▶ _INSTRUCTIONS FOR THE TASK_
Print, exactly and completely, every entry in the data.

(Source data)

-- START --

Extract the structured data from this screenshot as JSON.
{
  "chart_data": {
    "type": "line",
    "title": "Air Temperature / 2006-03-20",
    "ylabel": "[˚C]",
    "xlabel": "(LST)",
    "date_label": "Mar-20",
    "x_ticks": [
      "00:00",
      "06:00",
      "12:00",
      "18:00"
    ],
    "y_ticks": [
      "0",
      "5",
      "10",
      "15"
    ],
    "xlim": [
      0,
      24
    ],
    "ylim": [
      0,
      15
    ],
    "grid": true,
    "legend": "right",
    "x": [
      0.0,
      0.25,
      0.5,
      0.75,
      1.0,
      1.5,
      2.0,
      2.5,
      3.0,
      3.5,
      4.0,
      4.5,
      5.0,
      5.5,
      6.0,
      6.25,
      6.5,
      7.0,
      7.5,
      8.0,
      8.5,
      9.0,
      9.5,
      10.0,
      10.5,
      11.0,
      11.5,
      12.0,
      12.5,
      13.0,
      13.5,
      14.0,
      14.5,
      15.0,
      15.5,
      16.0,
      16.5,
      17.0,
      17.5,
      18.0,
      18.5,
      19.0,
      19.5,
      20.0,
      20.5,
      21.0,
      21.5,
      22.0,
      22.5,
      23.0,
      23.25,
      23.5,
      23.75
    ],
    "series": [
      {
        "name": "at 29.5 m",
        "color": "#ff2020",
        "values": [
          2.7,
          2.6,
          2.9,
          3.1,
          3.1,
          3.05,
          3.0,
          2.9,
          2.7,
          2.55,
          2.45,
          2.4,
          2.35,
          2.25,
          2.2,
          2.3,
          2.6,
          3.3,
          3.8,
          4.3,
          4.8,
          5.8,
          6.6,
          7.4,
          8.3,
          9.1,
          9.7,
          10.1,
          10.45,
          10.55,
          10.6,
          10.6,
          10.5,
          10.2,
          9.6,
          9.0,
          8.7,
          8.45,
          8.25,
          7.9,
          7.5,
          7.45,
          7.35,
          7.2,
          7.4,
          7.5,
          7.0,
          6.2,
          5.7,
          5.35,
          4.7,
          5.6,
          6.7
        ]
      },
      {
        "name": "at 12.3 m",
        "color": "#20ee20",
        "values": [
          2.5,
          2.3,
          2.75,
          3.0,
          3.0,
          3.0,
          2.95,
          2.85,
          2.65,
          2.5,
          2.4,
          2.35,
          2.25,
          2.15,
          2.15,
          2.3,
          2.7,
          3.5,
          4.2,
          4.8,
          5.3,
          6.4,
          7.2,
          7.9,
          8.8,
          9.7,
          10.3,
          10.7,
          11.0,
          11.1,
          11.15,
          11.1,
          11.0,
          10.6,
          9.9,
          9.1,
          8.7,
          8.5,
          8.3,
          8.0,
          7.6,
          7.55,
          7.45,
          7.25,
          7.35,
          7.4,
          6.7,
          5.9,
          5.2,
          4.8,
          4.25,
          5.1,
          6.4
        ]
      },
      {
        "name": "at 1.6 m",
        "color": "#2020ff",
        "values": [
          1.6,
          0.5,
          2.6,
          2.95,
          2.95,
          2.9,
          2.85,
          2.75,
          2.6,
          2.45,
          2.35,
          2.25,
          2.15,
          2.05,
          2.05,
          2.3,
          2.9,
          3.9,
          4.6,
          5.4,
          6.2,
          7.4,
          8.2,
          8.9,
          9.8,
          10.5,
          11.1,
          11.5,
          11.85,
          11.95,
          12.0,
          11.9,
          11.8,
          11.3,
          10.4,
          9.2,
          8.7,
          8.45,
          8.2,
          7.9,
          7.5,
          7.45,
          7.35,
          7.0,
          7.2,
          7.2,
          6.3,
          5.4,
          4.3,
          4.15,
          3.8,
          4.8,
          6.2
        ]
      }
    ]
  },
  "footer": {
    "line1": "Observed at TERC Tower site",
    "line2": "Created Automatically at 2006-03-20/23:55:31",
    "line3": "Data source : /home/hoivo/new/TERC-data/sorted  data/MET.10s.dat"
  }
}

-- END --

▶ _EXPECTED OUTPUT_
Extract the structured data from this screenshot as JSON.
{
  "chart_data": {
    "type": "line",
    "title": "Air Temperature / 2006-03-20",
    "ylabel": "[˚C]",
    "xlabel": "(LST)",
    "date_label": "Mar-20",
    "x_ticks": [
      "00:00",
      "06:00",
      "12:00",
      "18:00"
    ],
    "y_ticks": [
      "0",
      "5",
      "10",
      "15"
    ],
    "xlim": [
      0,
      24
    ],
    "ylim": [
      0,
      15
    ],
    "grid": true,
    "legend": "right",
    "x": [
      0.0,
      0.25,
      0.5,
      0.75,
      1.0,
      1.5,
      2.0,
      2.5,
      3.0,
      3.5,
      4.0,
      4.5,
      5.0,
      5.5,
      6.0,
      6.25,
      6.5,
      7.0,
      7.5,
      8.0,
      8.5,
      9.0,
      9.5,
      10.0,
      10.5,
      11.0,
      11.5,
      12.0,
      12.5,
      13.0,
      13.5,
      14.0,
      14.5,
      15.0,
      15.5,
      16.0,
      16.5,
      17.0,
      17.5,
      18.0,
      18.5,
      19.0,
      19.5,
      20.0,
      20.5,
      21.0,
      21.5,
      22.0,
      22.5,
      23.0,
      23.25,
      23.5,
      23.75
    ],
    "series": [
      {
        "name": "at 29.5 m",
        "color": "#ff2020",
        "values": [
          2.7,
          2.6,
          2.9,
          3.1,
          3.1,
          3.05,
          3.0,
          2.9,
          2.7,
          2.55,
          2.45,
          2.4,
          2.35,
          2.25,
          2.2,
          2.3,
          2.6,
          3.3,
          3.8,
          4.3,
          4.8,
          5.8,
          6.6,
          7.4,
          8.3,
          9.1,
          9.7,
          10.1,
          10.45,
          10.55,
          10.6,
          10.6,
          10.5,
          10.2,
          9.6,
          9.0,
          8.7,
          8.45,
          8.25,
          7.9,
          7.5,
          7.45,
          7.35,
          7.2,
          7.4,
          7.5,
          7.0,
          6.2,
          5.7,
          5.35,
          4.7,
          5.6,
          6.7
        ]
      },
      {
        "name": "at 12.3 m",
        "color": "#20ee20",
        "values": [
          2.5,
          2.3,
          2.75,
          3.0,
          3.0,
          3.0,
          2.95,
          2.85,
          2.65,
          2.5,
          2.4,
          2.35,
          2.25,
          2.15,
          2.15,
          2.3,
          2.7,
          3.5,
          4.2,
          4.8,
          5.3,
          6.4,
          7.2,
          7.9,
          8.8,
          9.7,
          10.3,
          10.7,
          11.0,
          11.1,
          11.15,
          11.1,
          11.0,
          10.6,
          9.9,
          9.1,
          8.7,
          8.5,
          8.3,
          8.0,
          7.6,
          7.55,
          7.45,
          7.25,
          7.35,
          7.4,
          6.7,
          5.9,
          5.2,
          4.8,
          4.25,
          5.1,
          6.4
        ]
      },
      {
        "name": "at 1.6 m",
        "color": "#2020ff",
        "values": [
          1.6,
          0.5,
          2.6,
          2.95,
          2.95,
          2.9,
          2.85,
          2.75,
          2.6,
          2.45,
          2.35,
          2.25,
          2.15,
          2.05,
          2.05,
          2.3,
          2.9,
          3.9,
          4.6,
          5.4,
          6.2,
          7.4,
          8.2,
          8.9,
          9.8,
          10.5,
          11.1,
          11.5,
          11.85,
          11.95,
          12.0,
          11.9,
          11.8,
          11.3,
          10.4,
          9.2,
          8.7,
          8.45,
          8.2,
          7.9,
          7.5,
          7.45,
          7.35,
          7.0,
          7.2,
          7.2,
          6.3,
          5.4,
          4.3,
          4.15,
          3.8,
          4.8,
          6.2
        ]
      }
    ]
  },
  "footer": {
    "line1": "Observed at TERC Tower site",
    "line2": "Created Automatically at 2006-03-20/23:55:31",
    "line3": "Data source : /home/hoivo/new/TERC-data/sorted  data/MET.10s.dat"
  }
}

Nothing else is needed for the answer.